▶ **EXERCISE**
From the line containing "Convert this document image to plain text." to the last line of the data below, copy everything exactly and nothing else; pictures stay out.

▶ **AVAILABLE DATA**

┌──

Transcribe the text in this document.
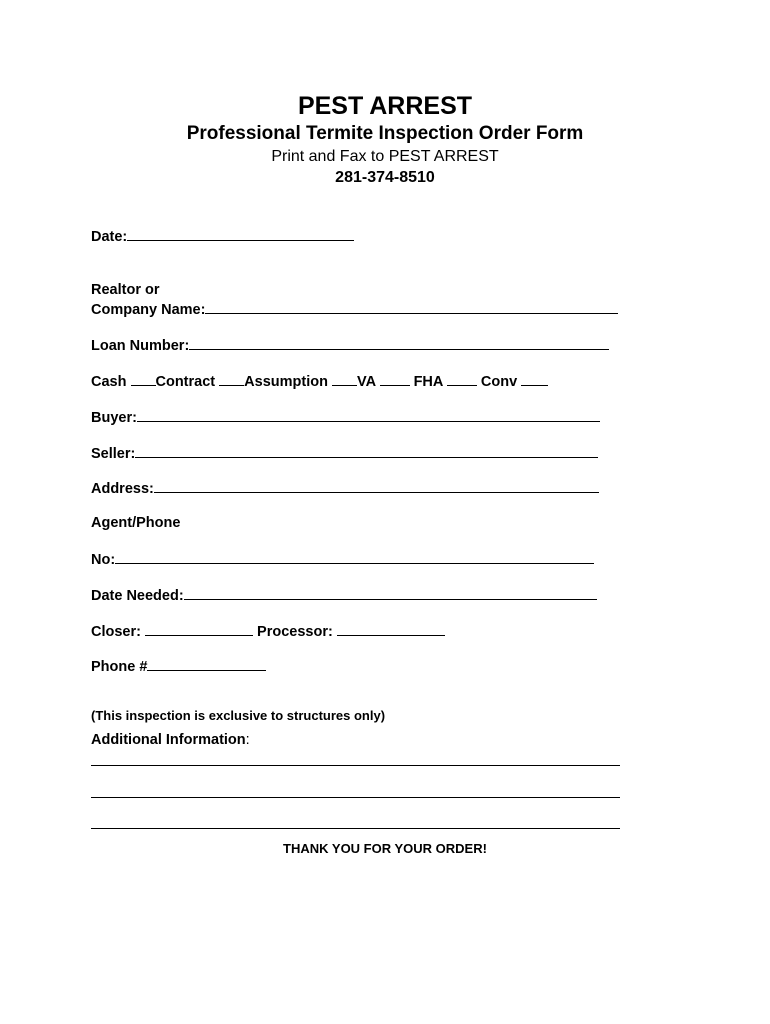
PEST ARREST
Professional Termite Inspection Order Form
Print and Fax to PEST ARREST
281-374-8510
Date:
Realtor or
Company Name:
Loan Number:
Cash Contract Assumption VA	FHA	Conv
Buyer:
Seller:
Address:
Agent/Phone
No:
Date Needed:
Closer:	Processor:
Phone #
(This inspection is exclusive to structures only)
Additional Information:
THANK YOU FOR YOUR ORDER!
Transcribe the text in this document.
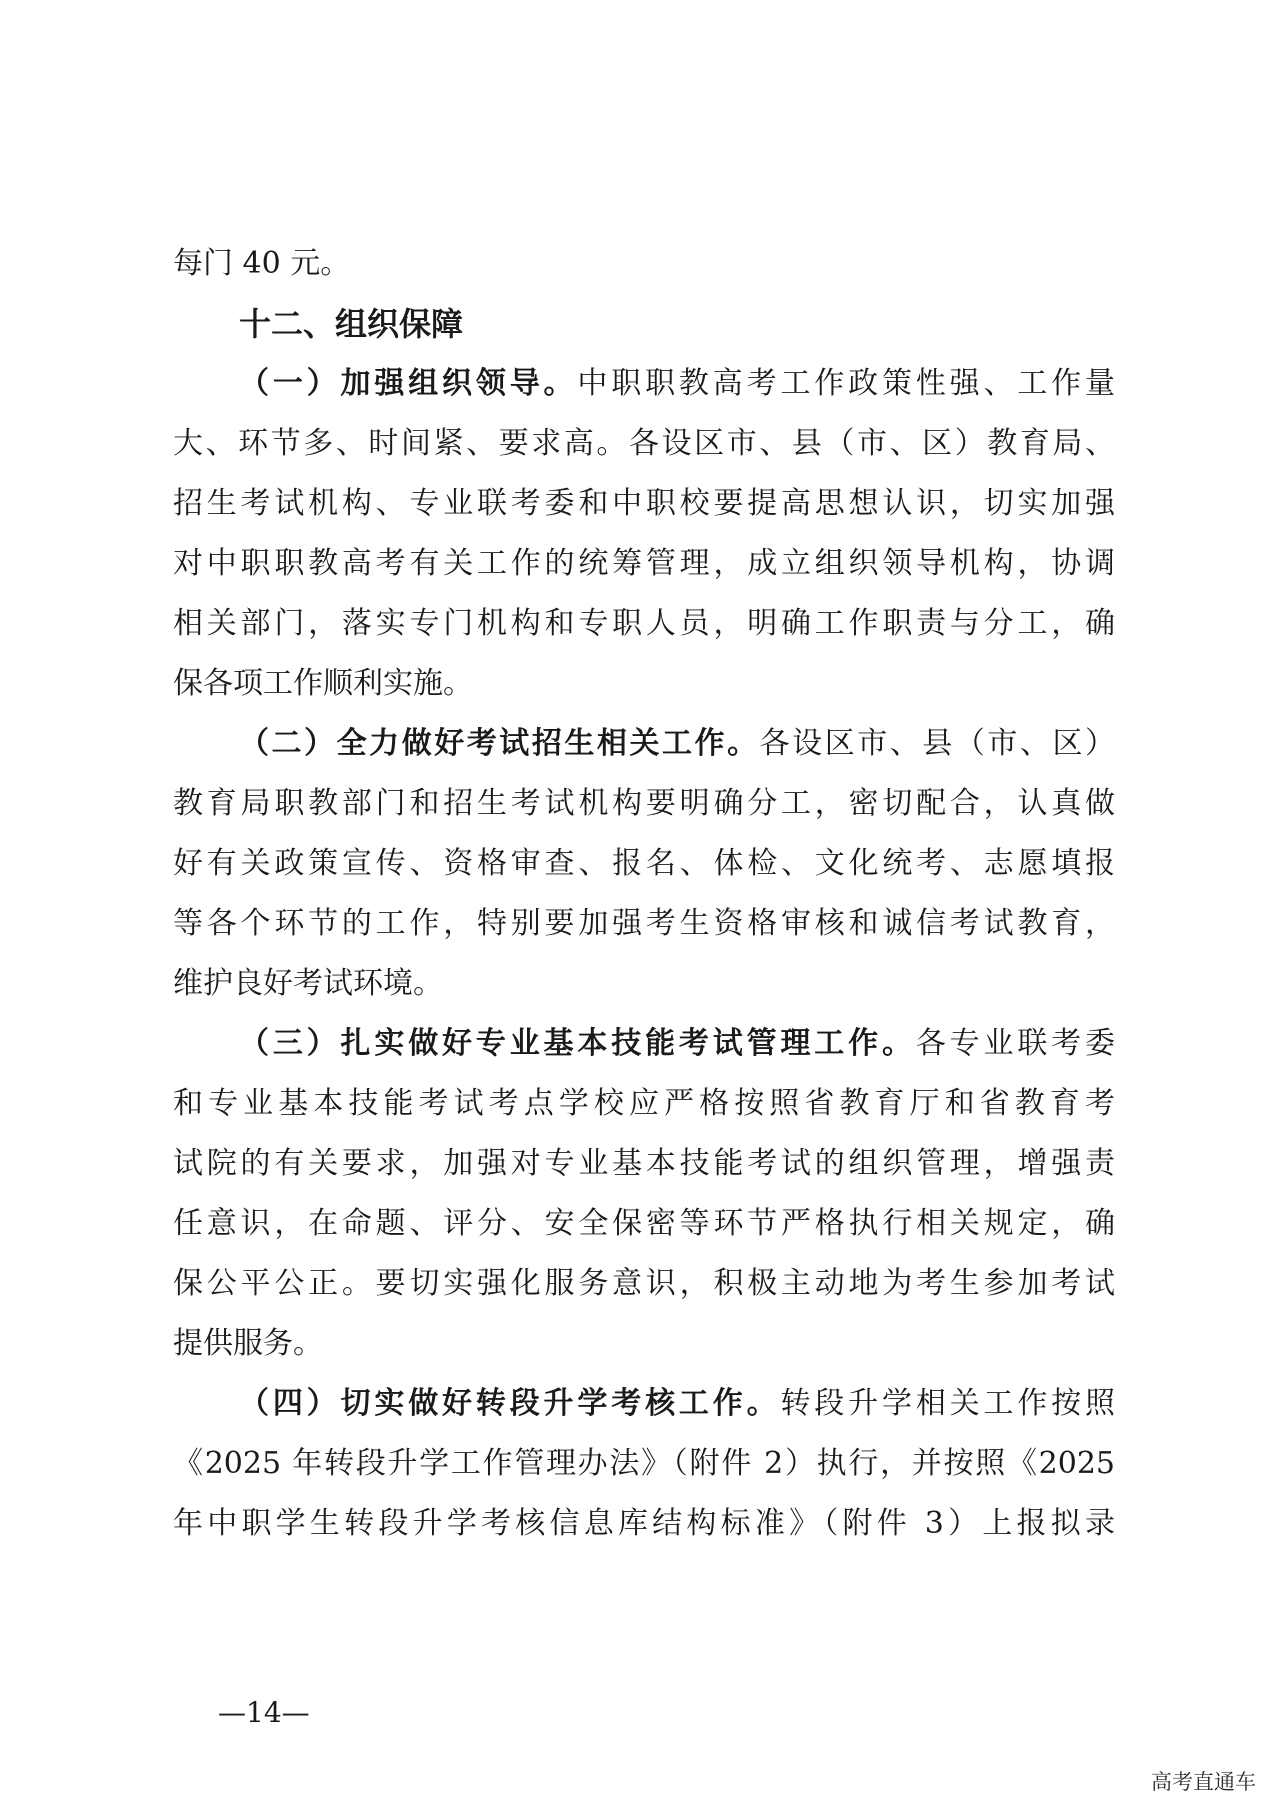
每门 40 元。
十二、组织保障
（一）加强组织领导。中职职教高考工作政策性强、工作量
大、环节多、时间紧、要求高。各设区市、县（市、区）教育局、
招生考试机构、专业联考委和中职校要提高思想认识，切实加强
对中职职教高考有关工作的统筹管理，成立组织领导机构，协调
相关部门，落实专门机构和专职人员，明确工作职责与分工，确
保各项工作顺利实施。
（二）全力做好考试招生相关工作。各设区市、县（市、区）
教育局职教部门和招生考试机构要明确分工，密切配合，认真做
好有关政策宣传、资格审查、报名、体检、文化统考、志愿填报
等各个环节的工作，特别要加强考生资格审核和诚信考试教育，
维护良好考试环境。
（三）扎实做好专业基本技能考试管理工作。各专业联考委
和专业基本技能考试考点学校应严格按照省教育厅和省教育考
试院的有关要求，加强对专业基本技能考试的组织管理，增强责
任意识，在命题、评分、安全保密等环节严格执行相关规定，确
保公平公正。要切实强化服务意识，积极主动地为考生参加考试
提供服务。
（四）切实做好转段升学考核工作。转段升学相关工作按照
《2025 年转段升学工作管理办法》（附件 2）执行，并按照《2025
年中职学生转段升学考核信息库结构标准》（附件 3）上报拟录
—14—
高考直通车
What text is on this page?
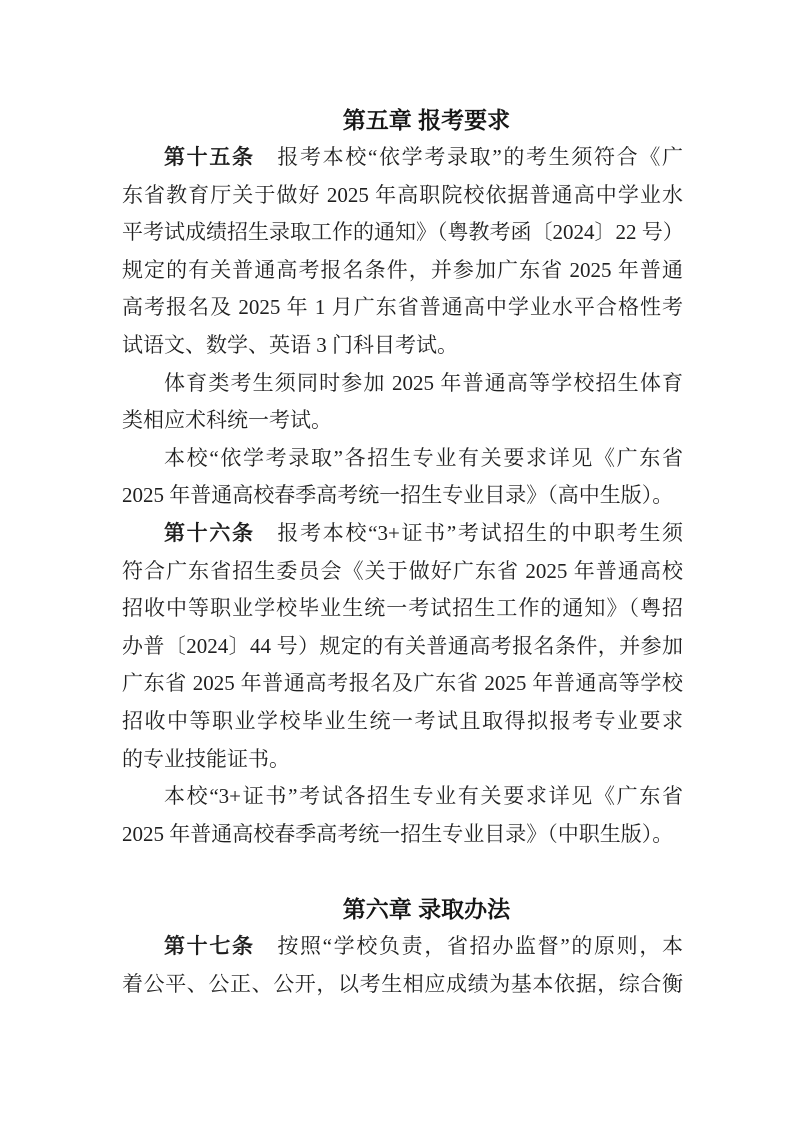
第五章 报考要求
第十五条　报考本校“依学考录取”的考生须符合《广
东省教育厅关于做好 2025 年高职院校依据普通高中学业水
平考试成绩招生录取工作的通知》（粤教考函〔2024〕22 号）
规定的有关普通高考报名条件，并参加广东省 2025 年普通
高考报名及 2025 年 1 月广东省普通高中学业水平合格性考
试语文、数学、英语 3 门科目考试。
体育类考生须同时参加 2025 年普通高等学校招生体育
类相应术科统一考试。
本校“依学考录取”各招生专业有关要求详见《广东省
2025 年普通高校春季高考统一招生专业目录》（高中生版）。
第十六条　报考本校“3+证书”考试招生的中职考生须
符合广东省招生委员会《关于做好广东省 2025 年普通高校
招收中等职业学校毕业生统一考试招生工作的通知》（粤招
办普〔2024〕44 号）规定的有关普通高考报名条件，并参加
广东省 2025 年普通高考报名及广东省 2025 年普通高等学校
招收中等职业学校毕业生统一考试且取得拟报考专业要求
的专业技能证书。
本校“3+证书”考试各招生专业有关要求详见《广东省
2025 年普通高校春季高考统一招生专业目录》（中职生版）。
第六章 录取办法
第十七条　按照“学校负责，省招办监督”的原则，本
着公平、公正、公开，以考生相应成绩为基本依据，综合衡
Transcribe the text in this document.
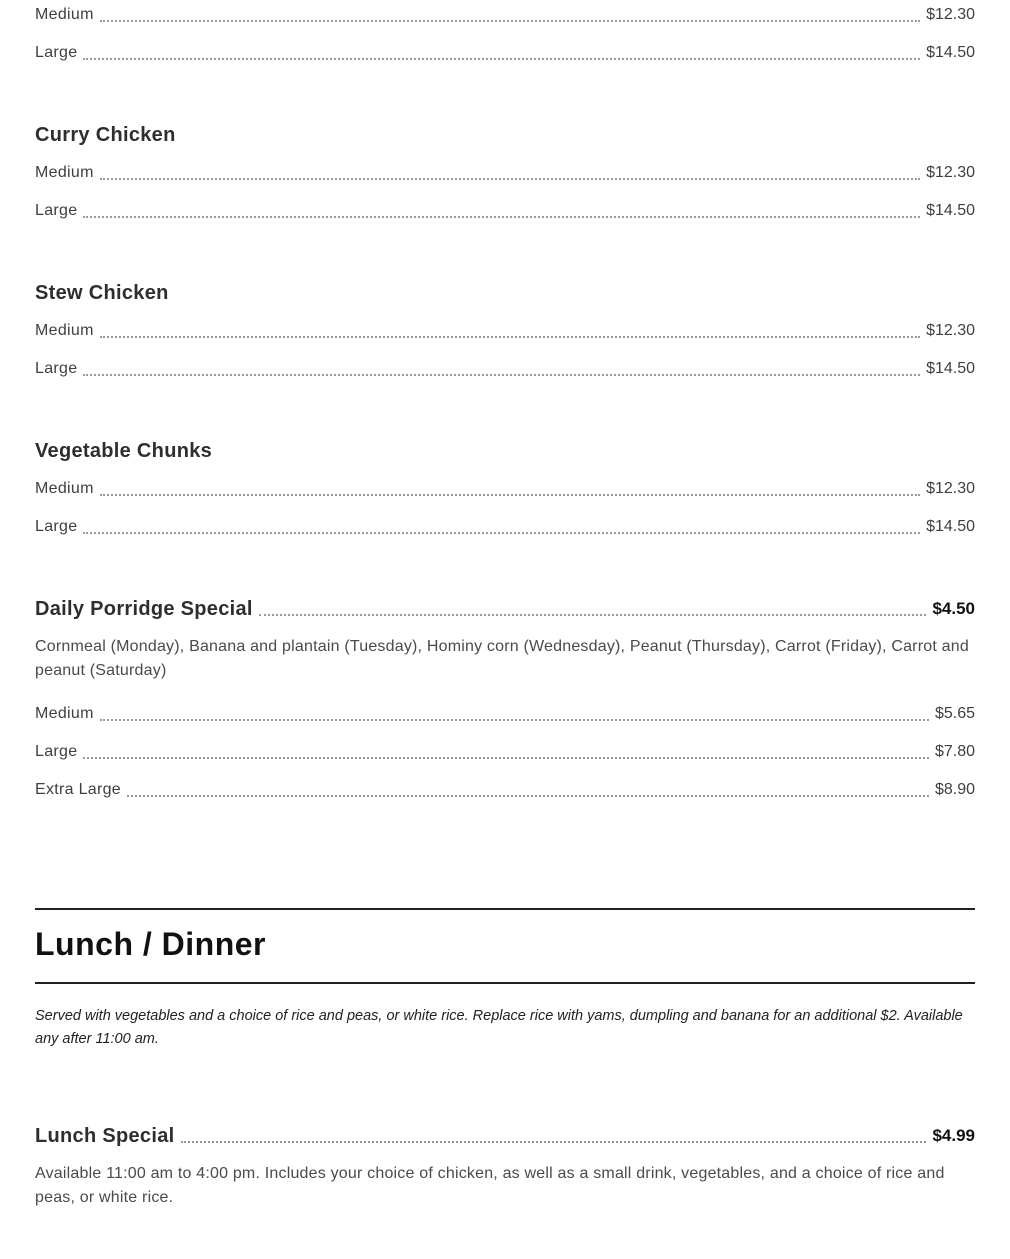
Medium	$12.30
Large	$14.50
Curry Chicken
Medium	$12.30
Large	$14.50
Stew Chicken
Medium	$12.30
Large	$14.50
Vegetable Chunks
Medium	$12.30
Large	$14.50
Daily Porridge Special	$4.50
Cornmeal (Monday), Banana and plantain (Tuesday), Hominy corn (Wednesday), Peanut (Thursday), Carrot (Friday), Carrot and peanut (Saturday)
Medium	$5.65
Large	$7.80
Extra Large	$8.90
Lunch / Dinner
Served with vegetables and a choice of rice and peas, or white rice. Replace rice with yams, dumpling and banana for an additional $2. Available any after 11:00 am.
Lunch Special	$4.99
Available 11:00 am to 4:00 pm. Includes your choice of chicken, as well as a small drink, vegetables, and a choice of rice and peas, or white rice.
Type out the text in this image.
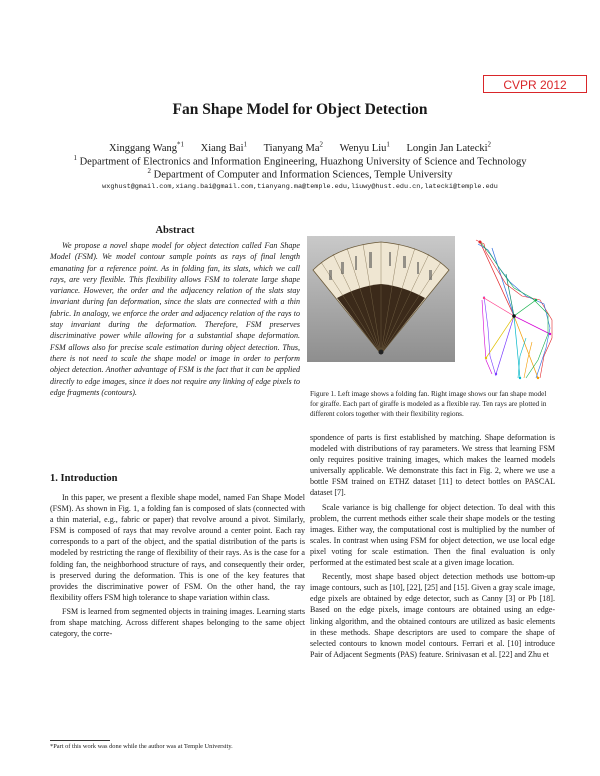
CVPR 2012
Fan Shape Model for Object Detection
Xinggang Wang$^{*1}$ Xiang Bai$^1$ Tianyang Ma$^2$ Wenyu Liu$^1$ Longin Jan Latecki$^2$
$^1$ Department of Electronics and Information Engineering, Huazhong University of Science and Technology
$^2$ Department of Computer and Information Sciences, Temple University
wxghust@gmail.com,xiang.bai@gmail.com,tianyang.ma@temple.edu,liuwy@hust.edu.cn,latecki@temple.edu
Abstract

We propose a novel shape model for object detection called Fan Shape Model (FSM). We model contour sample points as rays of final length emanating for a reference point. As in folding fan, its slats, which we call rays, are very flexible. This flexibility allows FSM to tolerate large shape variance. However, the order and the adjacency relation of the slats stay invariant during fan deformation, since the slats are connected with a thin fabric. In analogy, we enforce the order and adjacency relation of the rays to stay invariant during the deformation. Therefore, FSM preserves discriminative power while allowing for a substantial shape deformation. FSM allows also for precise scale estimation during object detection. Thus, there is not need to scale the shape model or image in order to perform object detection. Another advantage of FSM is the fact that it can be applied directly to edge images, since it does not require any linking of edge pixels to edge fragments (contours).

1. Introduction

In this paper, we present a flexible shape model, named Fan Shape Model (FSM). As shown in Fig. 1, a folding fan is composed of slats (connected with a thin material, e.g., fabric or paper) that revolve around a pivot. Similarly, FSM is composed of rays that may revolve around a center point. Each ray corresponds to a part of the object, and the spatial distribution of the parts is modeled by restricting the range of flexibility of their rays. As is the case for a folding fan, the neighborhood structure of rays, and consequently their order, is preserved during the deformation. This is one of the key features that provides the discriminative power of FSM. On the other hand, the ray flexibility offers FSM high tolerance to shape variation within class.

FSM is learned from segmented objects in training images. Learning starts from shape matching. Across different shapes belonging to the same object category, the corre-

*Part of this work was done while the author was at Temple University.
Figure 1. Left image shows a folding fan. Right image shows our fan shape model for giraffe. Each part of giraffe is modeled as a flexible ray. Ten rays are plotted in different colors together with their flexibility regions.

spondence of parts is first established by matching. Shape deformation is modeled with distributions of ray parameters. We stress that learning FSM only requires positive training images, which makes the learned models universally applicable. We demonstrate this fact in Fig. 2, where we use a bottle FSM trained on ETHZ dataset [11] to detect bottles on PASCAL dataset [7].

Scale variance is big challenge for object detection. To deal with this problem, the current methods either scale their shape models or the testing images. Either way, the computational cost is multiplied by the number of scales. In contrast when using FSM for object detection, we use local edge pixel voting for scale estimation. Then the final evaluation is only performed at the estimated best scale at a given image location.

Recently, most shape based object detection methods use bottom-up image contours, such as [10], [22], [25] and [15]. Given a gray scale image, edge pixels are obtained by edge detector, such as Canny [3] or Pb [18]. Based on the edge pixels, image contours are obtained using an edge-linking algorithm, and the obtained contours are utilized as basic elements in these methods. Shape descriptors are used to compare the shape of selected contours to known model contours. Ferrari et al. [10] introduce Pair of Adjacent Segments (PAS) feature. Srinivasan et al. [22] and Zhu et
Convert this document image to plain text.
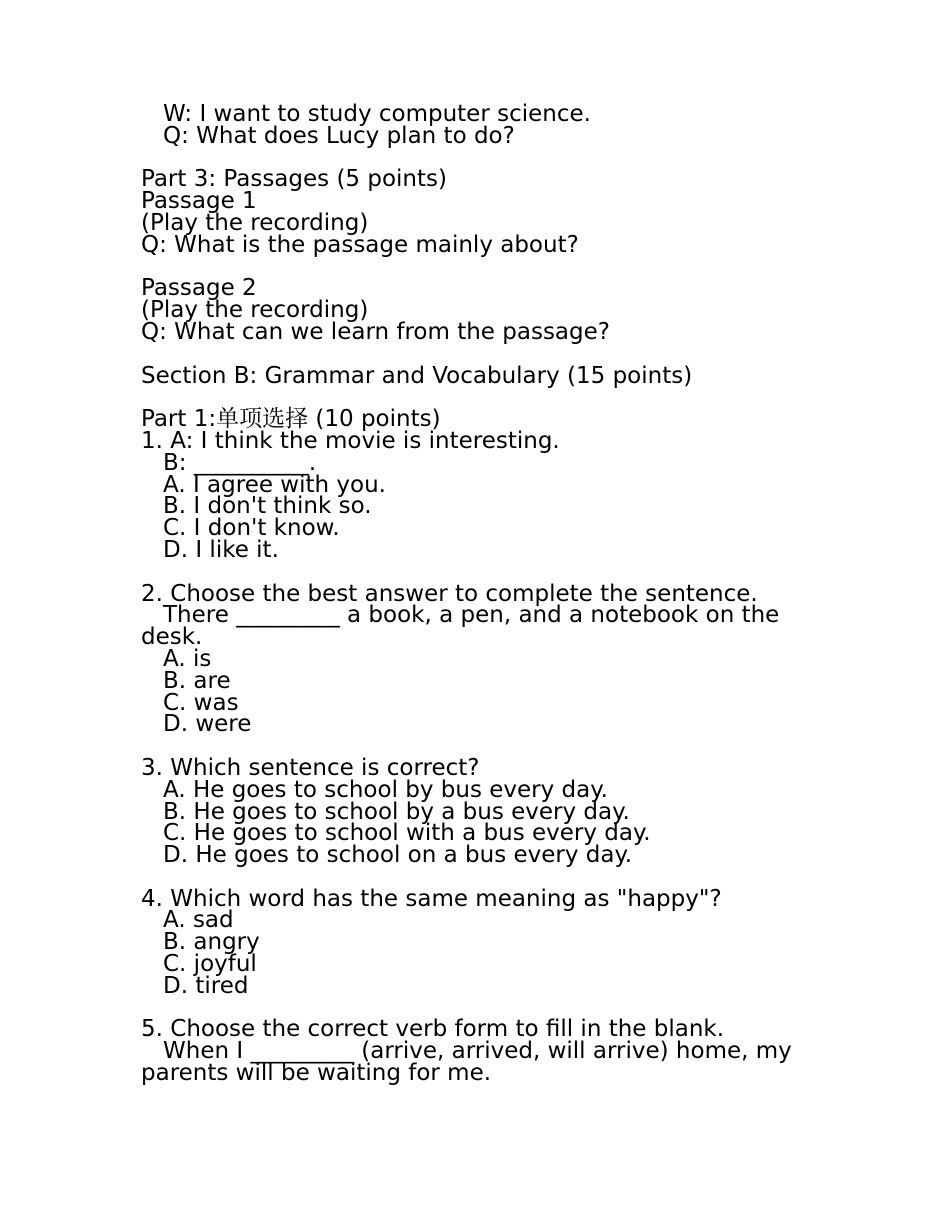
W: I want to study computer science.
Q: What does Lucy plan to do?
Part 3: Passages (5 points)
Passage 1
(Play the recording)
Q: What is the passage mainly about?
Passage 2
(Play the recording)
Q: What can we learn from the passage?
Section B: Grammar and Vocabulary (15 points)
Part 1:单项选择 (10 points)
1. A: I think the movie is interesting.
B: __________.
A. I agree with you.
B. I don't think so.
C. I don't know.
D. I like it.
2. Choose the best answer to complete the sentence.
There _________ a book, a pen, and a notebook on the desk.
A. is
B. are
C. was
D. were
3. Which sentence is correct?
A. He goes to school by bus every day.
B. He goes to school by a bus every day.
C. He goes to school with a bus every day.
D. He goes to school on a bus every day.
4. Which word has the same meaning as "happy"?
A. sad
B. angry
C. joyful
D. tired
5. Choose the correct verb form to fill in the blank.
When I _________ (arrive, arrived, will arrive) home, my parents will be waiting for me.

└──

▶ **EXERCISE RESPONSE**
Convert this document image to plain text.
W: I want to study computer science.
Q: What does Lucy plan to do?
Part 3: Passages (5 points)
Passage 1
(Play the recording)
Q: What is the passage mainly about?
Passage 2
(Play the recording)
Q: What can we learn from the passage?
Section B: Grammar and Vocabulary (15 points)
Part 1:单项选择 (10 points)
1. A: I think the movie is interesting.
B: __________.
A. I agree with you.
B. I don't think so.
C. I don't know.
D. I like it.
2. Choose the best answer to complete the sentence.
There _________ a book, a pen, and a notebook on the desk.
A. is
B. are
C. was
D. were
3. Which sentence is correct?
A. He goes to school by bus every day.
B. He goes to school by a bus every day.
C. He goes to school with a bus every day.
D. He goes to school on a bus every day.
4. Which word has the same meaning as "happy"?
A. sad
B. angry
C. joyful
D. tired
5. Choose the correct verb form to fill in the blank.
When I _________ (arrive, arrived, will arrive) home, my parents will be waiting for me.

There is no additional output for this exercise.